» **What is expected**:
Go through the entries below and collect each line with the string "this" in it.

» **Raw records**:

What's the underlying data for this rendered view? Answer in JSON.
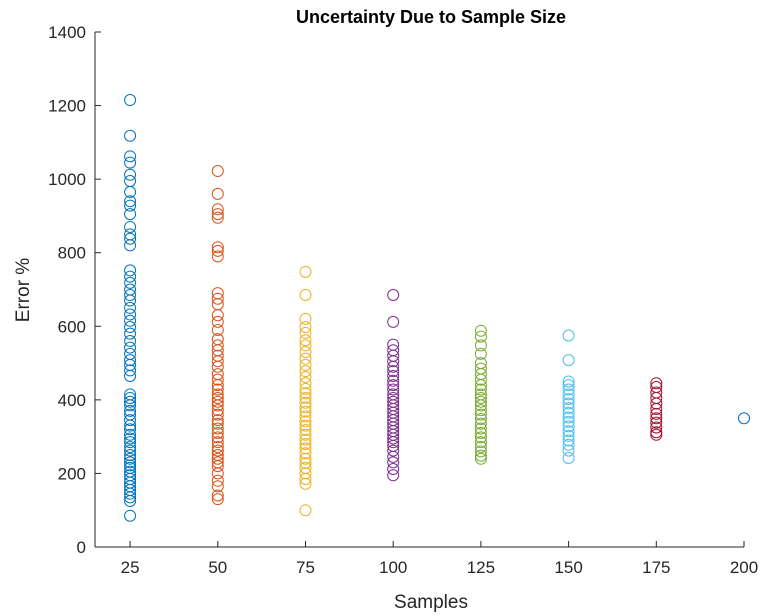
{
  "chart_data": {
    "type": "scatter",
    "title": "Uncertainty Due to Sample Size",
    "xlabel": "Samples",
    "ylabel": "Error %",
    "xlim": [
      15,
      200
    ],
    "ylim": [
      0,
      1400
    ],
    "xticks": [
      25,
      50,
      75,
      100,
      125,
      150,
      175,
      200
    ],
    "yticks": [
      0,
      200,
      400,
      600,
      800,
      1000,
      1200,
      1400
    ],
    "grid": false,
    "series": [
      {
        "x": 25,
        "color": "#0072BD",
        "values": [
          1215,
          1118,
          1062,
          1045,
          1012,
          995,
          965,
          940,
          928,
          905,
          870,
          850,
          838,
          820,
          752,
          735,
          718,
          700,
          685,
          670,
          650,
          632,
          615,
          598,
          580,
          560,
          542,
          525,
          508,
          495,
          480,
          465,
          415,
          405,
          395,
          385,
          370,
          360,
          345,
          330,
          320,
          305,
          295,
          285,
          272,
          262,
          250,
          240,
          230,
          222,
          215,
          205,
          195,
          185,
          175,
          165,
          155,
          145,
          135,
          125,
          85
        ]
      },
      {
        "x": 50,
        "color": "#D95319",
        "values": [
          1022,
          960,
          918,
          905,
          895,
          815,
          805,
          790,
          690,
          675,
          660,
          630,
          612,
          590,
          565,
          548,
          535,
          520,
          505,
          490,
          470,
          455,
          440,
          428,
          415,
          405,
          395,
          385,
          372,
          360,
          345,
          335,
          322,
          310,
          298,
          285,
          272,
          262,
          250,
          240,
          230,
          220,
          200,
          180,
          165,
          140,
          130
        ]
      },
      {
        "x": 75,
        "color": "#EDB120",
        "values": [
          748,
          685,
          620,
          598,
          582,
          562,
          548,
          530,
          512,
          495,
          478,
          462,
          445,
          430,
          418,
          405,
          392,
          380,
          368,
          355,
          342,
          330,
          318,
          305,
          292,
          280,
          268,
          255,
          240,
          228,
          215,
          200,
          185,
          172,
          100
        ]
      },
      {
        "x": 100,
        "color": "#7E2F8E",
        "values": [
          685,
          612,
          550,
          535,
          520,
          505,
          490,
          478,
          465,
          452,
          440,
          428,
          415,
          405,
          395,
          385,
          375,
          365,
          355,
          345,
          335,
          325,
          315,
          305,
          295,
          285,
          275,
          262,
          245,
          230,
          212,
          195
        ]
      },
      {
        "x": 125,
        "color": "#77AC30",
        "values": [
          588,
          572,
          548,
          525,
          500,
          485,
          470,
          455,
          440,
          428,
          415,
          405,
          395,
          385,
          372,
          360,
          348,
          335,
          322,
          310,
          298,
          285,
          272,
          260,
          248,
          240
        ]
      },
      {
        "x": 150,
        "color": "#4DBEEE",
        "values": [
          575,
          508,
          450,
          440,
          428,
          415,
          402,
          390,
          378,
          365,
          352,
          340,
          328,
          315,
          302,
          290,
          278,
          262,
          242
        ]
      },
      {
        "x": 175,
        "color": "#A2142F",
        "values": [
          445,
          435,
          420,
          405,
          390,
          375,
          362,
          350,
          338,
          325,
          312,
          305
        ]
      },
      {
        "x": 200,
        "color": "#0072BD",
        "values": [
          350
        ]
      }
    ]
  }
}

* * *

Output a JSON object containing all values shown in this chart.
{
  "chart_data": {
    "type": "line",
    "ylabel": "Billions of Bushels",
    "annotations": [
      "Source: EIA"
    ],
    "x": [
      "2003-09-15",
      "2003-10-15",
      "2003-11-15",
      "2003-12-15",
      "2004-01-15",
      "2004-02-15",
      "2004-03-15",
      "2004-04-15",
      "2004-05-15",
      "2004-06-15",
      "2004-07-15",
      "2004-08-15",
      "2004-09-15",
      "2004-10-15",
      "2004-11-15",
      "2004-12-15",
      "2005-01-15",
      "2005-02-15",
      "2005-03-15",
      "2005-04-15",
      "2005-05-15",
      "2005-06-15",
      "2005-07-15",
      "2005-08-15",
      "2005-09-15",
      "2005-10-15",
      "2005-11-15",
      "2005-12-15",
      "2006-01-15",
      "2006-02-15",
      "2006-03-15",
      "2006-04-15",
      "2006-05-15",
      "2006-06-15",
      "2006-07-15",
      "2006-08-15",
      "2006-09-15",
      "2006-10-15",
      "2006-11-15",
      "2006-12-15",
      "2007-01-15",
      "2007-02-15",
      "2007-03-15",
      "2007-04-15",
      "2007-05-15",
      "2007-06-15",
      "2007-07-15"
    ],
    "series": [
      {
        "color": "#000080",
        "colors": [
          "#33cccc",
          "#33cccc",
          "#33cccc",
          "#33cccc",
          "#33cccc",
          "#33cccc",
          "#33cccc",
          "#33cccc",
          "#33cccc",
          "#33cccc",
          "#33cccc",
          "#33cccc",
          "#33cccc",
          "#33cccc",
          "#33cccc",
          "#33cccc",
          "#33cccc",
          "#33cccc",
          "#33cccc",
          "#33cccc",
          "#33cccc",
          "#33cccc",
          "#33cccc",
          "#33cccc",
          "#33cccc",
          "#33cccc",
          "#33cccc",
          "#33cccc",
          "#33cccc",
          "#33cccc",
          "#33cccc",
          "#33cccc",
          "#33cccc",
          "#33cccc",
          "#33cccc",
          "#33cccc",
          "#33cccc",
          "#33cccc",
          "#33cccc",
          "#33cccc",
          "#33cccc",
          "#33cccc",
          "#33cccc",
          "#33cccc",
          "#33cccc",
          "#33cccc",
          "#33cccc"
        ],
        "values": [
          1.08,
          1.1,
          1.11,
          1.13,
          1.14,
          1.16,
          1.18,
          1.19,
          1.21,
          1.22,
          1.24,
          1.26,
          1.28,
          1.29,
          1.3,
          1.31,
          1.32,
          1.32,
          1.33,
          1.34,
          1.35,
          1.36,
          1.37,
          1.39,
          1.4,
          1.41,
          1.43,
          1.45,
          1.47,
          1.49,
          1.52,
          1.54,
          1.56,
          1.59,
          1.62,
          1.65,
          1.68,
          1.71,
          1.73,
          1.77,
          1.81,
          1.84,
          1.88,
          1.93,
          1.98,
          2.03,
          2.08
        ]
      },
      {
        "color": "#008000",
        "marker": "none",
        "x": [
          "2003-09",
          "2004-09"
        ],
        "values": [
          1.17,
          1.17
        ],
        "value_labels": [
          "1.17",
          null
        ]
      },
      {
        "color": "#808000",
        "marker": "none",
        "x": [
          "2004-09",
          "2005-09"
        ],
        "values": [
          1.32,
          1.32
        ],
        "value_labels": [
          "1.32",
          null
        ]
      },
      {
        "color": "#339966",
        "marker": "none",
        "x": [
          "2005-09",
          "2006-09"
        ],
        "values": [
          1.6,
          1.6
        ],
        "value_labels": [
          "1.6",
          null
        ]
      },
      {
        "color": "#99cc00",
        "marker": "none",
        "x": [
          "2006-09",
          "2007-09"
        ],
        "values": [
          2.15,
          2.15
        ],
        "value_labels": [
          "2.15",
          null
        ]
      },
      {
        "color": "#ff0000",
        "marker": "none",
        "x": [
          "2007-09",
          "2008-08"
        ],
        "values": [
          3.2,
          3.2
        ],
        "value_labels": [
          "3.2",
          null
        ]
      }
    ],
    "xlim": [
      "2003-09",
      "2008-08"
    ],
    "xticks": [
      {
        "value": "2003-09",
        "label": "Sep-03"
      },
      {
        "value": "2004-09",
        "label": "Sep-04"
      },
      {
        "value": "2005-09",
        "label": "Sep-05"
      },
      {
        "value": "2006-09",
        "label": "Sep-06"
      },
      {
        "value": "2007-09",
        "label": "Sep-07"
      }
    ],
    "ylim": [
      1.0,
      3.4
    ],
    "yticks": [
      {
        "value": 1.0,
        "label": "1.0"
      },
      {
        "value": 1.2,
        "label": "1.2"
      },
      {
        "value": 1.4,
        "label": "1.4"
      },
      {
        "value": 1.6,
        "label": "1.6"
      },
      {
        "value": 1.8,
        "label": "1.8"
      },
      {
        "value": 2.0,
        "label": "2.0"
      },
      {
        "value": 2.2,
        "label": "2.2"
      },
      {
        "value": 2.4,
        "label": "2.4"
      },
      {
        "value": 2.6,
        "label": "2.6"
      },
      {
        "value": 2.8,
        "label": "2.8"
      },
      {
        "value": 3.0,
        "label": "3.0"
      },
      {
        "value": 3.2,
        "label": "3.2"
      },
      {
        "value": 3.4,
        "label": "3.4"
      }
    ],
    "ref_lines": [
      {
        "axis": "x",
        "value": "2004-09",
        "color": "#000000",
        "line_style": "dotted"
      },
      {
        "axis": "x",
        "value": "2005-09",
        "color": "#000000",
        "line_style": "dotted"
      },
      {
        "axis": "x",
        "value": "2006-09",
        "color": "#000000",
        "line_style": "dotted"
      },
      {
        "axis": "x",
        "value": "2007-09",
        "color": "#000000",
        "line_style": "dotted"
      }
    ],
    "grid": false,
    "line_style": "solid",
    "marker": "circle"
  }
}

» **Reply to the exercise**:
What's the underlying data for this rendered view? Answer in JSON.
Output a JSON object containing all values shown in this chart.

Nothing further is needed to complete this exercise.